--- START OF PROVIDED ENTRIES ---

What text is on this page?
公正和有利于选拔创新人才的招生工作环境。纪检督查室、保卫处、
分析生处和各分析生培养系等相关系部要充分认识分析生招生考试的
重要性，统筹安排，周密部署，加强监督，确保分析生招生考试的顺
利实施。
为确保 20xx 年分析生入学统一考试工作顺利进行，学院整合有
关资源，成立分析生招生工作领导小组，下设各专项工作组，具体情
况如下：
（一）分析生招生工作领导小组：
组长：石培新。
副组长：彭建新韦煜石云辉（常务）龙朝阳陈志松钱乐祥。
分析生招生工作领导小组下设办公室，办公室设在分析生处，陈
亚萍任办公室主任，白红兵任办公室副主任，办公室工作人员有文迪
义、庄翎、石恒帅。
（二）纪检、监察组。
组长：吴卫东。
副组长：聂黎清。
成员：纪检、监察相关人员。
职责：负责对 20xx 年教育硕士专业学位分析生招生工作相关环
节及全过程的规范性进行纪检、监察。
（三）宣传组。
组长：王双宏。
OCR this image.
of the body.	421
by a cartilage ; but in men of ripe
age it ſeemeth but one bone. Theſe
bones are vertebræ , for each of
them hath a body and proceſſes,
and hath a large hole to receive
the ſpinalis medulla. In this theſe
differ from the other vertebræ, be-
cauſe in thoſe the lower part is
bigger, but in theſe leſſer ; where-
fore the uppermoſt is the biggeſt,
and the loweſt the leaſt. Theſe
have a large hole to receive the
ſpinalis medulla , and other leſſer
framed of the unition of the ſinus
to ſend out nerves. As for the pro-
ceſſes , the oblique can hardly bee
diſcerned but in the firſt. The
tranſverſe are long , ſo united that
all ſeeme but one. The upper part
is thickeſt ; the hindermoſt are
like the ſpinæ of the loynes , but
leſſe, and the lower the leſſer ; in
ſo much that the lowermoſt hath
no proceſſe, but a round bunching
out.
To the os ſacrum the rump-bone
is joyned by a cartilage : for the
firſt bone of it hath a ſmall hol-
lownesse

--- END OF PROVIDED ENTRIES ---

— WHAT THE TASK ASKS —
Copy each line of the entries that includes the word "ſpinalis".

— SOLUTION TO THIS TASK —
the ſpinalis medulla. In this theſe
ſpinalis medulla , and other leſſer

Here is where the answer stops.